**Instruction:**
What is the number of lines in the data that hold the string "readout"? Reply with that number only.

=== Data excerpts ===

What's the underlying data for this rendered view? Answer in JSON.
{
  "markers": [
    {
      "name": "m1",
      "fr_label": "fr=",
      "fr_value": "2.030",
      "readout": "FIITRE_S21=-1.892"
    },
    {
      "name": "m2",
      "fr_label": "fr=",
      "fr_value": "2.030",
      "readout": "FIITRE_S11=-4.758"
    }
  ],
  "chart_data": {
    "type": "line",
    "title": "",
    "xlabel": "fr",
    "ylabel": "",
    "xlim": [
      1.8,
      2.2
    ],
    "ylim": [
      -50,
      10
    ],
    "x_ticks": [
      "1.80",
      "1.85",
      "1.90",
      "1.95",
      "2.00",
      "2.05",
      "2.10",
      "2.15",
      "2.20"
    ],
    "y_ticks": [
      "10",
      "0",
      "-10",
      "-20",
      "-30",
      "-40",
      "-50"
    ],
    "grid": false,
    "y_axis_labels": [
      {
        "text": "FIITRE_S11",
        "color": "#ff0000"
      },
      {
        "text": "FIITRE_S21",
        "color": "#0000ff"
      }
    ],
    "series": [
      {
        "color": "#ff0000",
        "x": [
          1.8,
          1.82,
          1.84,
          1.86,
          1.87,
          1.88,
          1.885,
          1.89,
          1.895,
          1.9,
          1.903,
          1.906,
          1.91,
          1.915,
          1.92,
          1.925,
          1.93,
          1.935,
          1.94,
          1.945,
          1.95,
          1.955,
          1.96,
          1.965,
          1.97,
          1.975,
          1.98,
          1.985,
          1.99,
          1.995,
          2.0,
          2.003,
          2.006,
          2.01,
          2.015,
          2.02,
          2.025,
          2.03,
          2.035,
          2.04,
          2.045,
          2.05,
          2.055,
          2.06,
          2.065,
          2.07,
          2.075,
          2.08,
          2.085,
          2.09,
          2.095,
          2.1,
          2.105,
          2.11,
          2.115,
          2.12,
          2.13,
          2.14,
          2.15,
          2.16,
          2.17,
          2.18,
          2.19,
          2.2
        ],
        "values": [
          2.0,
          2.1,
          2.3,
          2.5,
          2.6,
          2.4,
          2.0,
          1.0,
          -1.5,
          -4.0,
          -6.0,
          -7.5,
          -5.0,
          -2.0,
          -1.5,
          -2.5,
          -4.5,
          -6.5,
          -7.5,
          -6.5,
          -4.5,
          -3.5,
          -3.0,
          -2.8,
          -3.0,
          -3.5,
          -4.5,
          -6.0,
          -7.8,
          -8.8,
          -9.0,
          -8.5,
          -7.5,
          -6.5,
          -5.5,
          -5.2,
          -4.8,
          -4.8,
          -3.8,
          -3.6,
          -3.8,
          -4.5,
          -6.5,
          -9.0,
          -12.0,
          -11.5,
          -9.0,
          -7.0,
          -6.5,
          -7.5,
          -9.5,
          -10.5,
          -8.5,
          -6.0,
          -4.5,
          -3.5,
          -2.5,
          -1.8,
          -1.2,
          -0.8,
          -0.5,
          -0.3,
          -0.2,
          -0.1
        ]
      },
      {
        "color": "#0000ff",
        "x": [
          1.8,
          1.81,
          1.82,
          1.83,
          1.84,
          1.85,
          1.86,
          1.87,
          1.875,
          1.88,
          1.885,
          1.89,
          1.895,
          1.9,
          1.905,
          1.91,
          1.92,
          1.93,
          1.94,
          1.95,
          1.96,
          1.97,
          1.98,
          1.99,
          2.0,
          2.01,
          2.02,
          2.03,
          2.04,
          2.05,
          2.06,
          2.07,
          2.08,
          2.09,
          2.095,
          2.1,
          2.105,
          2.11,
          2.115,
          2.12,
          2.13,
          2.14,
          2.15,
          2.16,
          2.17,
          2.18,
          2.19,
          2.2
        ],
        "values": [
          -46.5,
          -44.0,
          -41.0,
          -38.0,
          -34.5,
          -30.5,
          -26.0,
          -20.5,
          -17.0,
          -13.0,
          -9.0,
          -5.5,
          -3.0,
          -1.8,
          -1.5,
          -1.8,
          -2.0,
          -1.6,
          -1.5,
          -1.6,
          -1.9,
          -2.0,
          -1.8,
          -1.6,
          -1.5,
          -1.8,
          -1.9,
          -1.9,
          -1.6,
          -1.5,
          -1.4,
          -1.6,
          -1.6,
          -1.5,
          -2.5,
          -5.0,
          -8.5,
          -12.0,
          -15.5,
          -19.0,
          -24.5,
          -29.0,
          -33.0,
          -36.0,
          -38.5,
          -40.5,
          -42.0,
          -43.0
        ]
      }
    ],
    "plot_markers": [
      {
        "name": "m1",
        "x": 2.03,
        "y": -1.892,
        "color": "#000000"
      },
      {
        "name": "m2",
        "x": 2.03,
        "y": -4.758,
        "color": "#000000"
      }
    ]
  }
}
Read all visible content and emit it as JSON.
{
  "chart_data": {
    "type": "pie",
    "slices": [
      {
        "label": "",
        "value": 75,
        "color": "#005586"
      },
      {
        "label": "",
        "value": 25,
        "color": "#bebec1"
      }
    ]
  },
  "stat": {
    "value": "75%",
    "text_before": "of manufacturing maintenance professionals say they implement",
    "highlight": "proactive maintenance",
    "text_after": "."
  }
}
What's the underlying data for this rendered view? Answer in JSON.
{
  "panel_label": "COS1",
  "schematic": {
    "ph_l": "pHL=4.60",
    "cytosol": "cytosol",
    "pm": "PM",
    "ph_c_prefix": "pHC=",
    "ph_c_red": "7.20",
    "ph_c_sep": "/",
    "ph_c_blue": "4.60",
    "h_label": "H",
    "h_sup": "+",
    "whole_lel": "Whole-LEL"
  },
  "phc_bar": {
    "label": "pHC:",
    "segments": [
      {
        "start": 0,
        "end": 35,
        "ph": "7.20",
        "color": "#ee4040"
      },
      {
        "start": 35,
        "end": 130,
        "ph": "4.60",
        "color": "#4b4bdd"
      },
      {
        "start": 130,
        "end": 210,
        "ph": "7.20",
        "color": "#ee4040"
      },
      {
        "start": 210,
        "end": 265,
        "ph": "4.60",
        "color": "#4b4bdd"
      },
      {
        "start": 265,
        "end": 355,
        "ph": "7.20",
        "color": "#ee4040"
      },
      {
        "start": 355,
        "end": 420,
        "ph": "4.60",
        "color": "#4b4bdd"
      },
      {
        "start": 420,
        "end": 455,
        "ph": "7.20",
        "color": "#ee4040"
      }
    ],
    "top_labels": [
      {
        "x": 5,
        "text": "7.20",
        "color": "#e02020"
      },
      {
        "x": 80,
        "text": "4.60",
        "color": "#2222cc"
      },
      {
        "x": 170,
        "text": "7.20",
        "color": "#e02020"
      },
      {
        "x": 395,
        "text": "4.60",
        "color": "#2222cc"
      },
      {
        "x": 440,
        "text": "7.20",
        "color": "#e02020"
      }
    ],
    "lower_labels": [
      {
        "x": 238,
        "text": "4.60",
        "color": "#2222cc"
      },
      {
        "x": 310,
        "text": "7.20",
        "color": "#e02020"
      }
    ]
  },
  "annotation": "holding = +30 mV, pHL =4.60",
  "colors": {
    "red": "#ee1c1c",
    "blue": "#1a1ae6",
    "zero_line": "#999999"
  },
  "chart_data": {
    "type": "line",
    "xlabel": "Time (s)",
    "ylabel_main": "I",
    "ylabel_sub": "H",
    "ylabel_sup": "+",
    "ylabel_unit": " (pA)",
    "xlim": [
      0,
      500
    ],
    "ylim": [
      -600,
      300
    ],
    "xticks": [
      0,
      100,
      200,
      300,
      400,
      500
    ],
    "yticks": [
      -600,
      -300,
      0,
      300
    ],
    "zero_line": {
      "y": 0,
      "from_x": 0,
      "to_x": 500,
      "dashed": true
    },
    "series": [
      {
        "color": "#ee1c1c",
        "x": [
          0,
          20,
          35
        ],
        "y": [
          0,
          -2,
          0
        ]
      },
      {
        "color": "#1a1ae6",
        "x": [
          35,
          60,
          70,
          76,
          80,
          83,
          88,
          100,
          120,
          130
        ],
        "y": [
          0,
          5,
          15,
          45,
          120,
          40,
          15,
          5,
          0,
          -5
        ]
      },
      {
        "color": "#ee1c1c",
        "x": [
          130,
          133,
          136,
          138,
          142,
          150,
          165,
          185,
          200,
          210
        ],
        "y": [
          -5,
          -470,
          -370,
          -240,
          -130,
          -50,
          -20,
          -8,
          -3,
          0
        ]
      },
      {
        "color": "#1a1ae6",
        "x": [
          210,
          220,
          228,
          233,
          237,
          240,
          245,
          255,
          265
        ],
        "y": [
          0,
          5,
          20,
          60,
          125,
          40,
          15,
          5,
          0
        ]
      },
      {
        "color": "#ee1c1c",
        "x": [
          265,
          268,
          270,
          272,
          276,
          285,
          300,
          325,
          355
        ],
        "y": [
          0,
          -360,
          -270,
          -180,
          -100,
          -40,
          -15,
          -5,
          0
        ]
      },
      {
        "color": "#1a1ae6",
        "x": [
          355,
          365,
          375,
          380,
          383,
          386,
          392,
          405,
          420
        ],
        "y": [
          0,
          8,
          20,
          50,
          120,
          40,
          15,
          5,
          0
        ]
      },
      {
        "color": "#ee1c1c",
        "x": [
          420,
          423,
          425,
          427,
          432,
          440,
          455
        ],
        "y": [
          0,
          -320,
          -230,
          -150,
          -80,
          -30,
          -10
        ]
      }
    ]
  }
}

===

**Final result:**
2